-- What you should do --
Lines containing the string "административных" are to be counted. Write only how many there are.

-- Available records --
━━━━

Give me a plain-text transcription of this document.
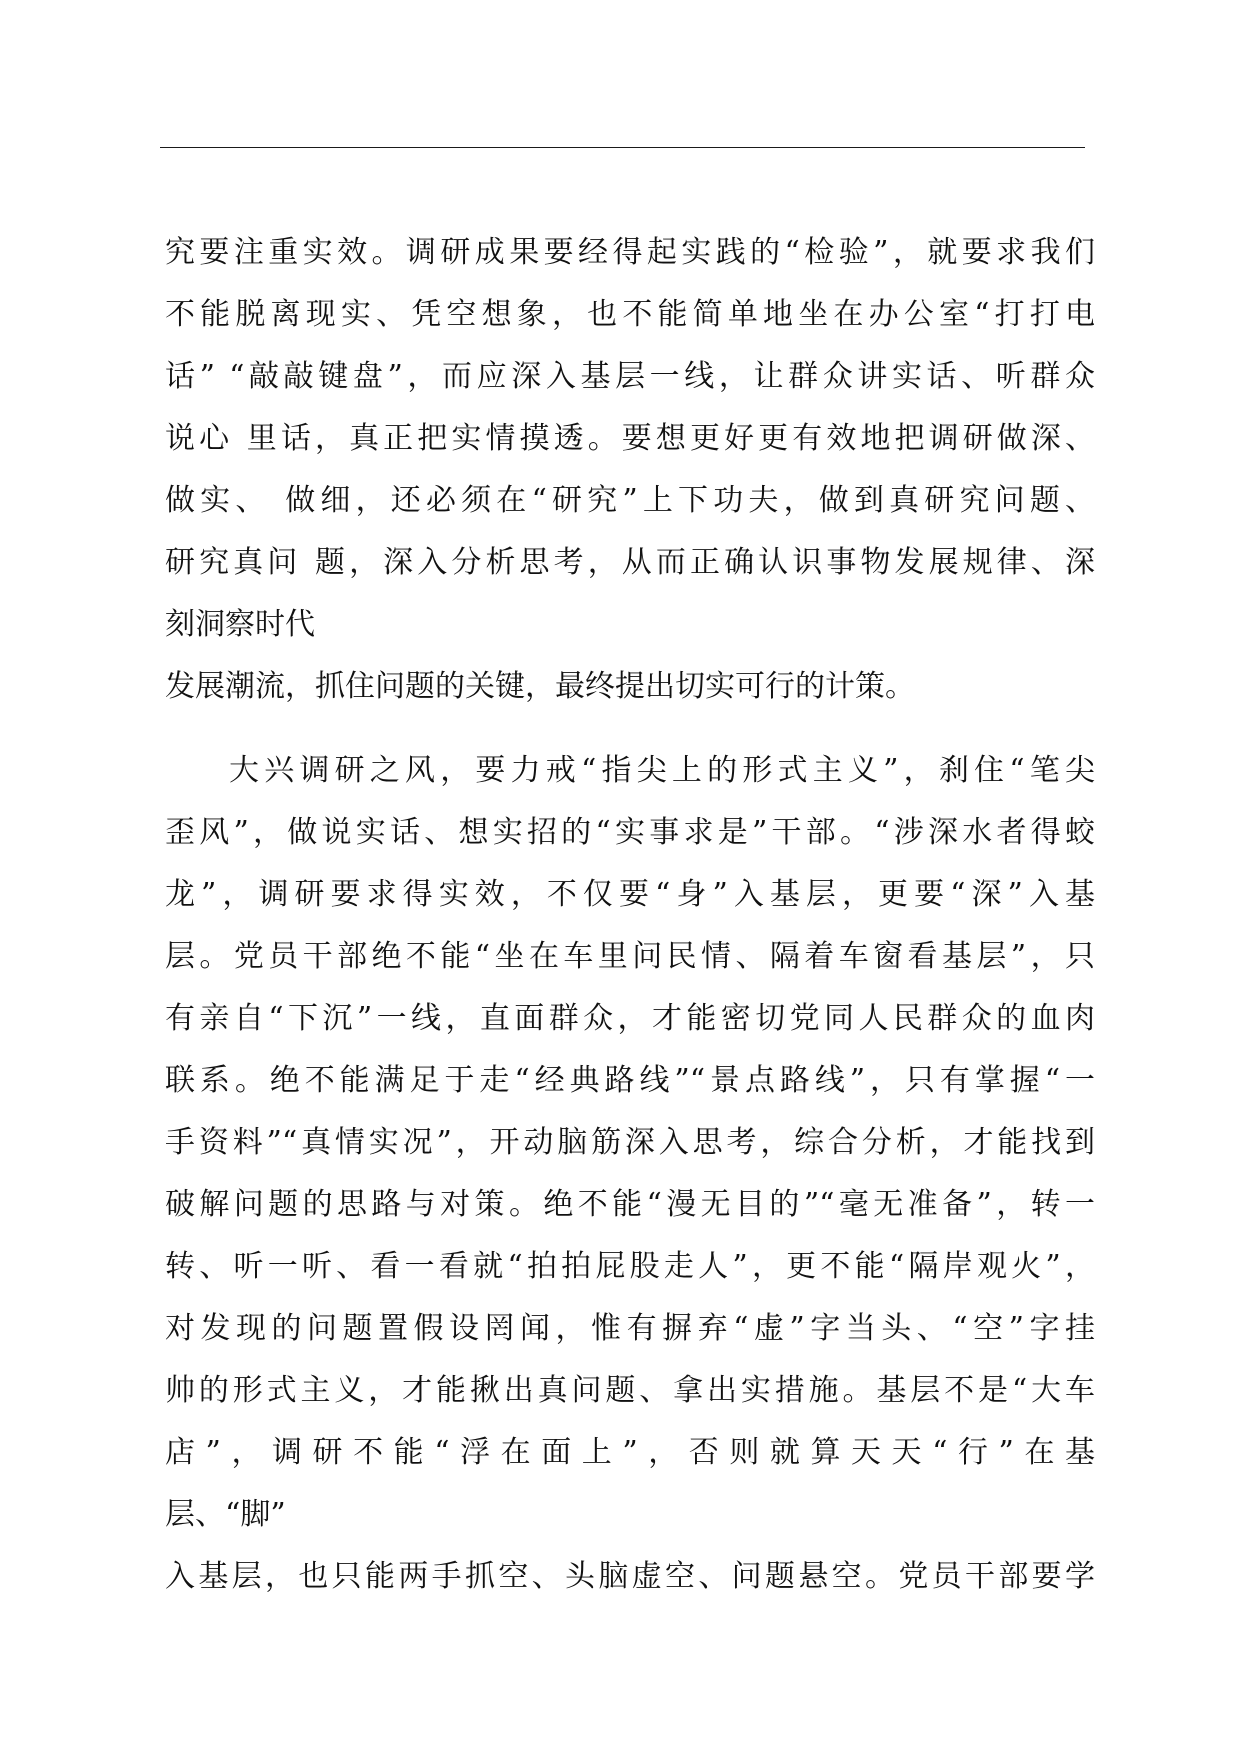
究要注重实效。调研成果要经得起实践的“检验”，就要求我们
不能脱离现实、凭空想象，也不能简单地坐在办公室“打打电
话” “敲敲键盘”，而应深入基层一线，让群众讲实话、听群众
说心 里话，真正把实情摸透。要想更好更有效地把调研做深、
做实、 做细，还必须在“研究”上下功夫，做到真研究问题、
研究真问 题，深入分析思考，从而正确认识事物发展规律、深
刻洞察时代
发展潮流，抓住问题的关键，最终提出切实可行的计策。
大兴调研之风，要力戒“指尖上的形式主义”，刹住“笔尖
歪风”，做说实话、想实招的“实事求是”干部。“涉深水者得蛟
龙”，调研要求得实效，不仅要“身”入基层，更要“深”入基
层。党员干部绝不能“坐在车里问民情、隔着车窗看基层”，只
有亲自“下沉”一线，直面群众，才能密切党同人民群众的血肉
联系。绝不能满足于走“经典路线”“景点路线”，只有掌握“一
手资料”“真情实况”，开动脑筋深入思考，综合分析，才能找到
破解问题的思路与对策。绝不能“漫无目的”“毫无准备”，转一
转、听一听、看一看就“拍拍屁股走人”，更不能“隔岸观火”，
对发现的问题置假设罔闻，惟有摒弃“虚”字当头、“空”字挂
帅的形式主义，才能揪出真问题、拿出实措施。基层不是“大车
店”，调研不能“浮在面上”，否则就算天天“行”在基
层、“脚”
入基层，也只能两手抓空、头脑虚空、问题悬空。党员干部要学
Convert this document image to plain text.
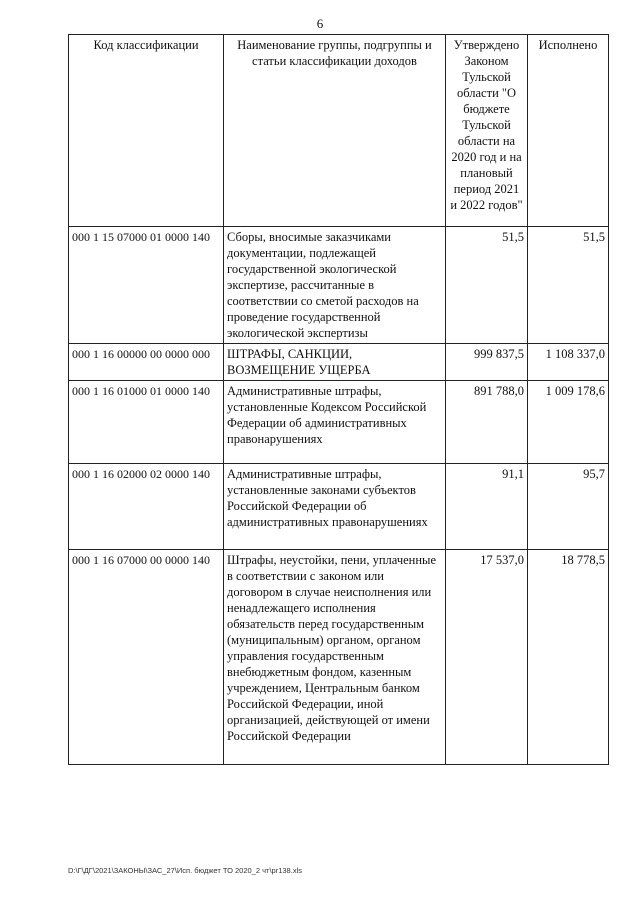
6
Код классификации	Наименование группы, подгруппы и статьи классификации доходов	Утверждено Законом Тульской области "О бюджете Тульской области на 2020 год и на плановый период 2021 и 2022 годов"	Исполнено
000 1 15 07000 01 0000 140	Сборы, вносимые заказчиками документации, подлежащей государственной экологической экспертизе, рассчитанные в соответствии со сметой расходов на проведение государственной экологической экспертизы	51,5	51,5
000 1 16 00000 00 0000 000	ШТРАФЫ, САНКЦИИ, ВОЗМЕЩЕНИЕ УЩЕРБА	999 837,5	1 108 337,0
000 1 16 01000 01 0000 140	Административные штрафы, установленные Кодексом Российской Федерации об административных правонарушениях	891 788,0	1 009 178,6
000 1 16 02000 02 0000 140	Административные штрафы, установленные законами субъектов Российской Федерации об административных правонарушениях	91,1	95,7
000 1 16 07000 00 0000 140	Штрафы, неустойки, пени, уплаченные в соответствии с законом или договором в случае неисполнения или ненадлежащего исполнения обязательств перед государственным (муниципальным) органом, органом управления государственным внебюджетным фондом, казенным учреждением, Центральным банком Российской Федерации, иной организацией, действующей от имени Российской Федерации	17 537,0	18 778,5
D:\Г\ДГ\2021\ЗАКОНЫ\ЗАС_27\Исп. бюджет ТО 2020_2 чт\pr138.xls
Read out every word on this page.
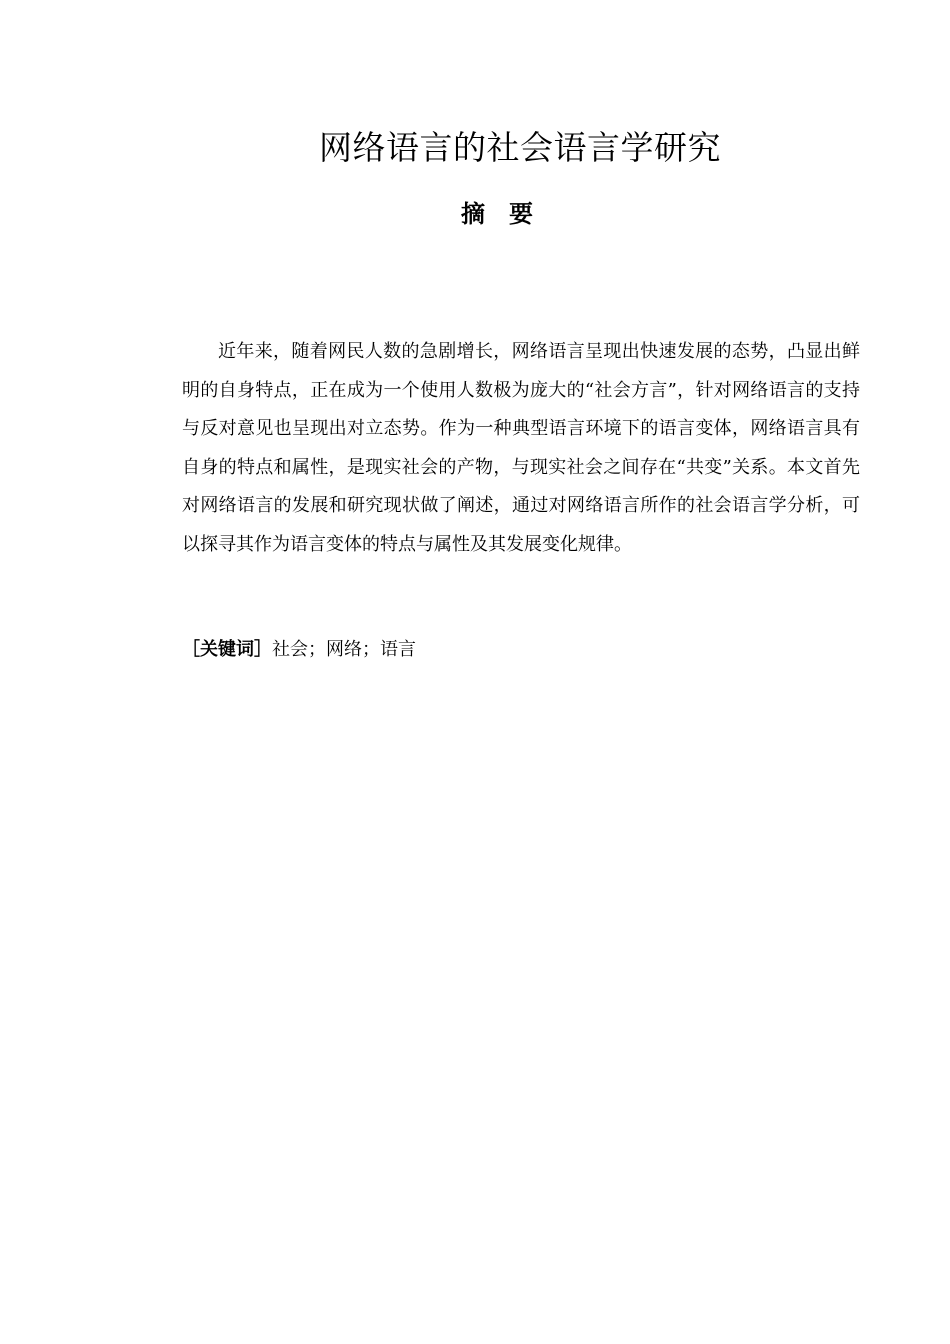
网络语言的社会语言学研究
摘　要

近年来，随着网民人数的急剧增长，网络语言呈现出快速发展的态势，凸显出鲜明的自身特点，正在成为一个使用人数极为庞大的“社会方言”，针对网络语言的支持与反对意见也呈现出对立态势。作为一种典型语言环境下的语言变体，网络语言具有自身的特点和属性，是现实社会的产物，与现实社会之间存在“共变”关系。本文首先对网络语言的发展和研究现状做了阐述，通过对网络语言所作的社会语言学分析，可以探寻其作为语言变体的特点与属性及其发展变化规律。

［关键词］社会；网络；语言
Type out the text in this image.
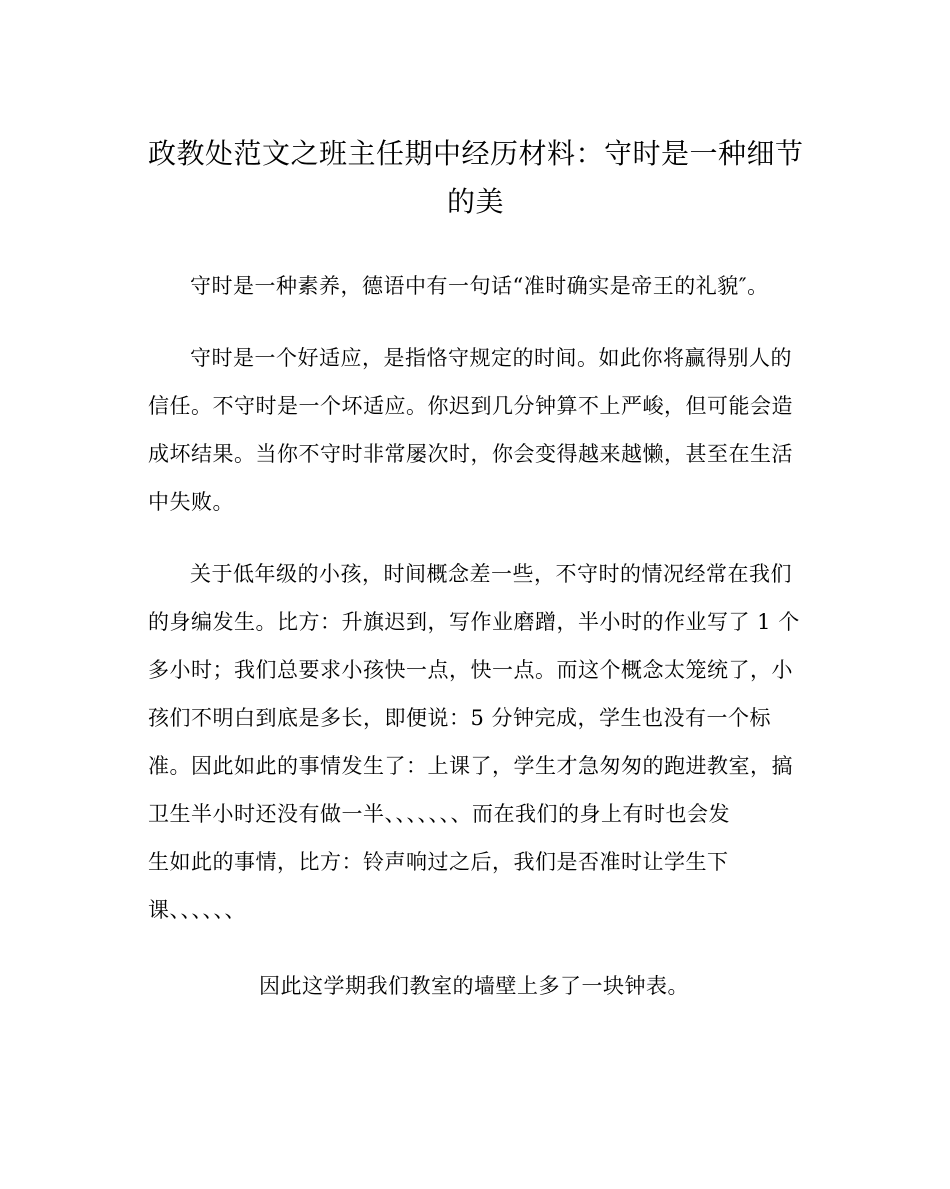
政教处范文之班主任期中经历材料：守时是一种细节
的美

守时是一种素养，德语中有一句话“准时确实是帝王的礼貌″。

守时是一个好适应，是指恪守规定的时间。如此你将赢得别人的
信任。不守时是一个坏适应。你迟到几分钟算不上严峻，但可能会造
成坏结果。当你不守时非常屡次时，你会变得越来越懒，甚至在生活
中失败。

关于低年级的小孩，时间概念差一些，不守时的情况经常在我们
的身编发生。比方：升旗迟到，写作业磨蹭，半小时的作业写了 1 个
多小时；我们总要求小孩快一点，快一点。而这个概念太笼统了，小
孩们不明白到底是多长，即便说：5 分钟完成，学生也没有一个标
准。因此如此的事情发生了：上课了，学生才急匆匆的跑进教室，搞
卫生半小时还没有做一半、、、、、、、而在我们的身上有时也会发
生如此的事情，比方：铃声响过之后，我们是否准时让学生下
课、、、、、、

因此这学期我们教室的墙壁上多了一块钟表。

━━━━

-- Expected output --
2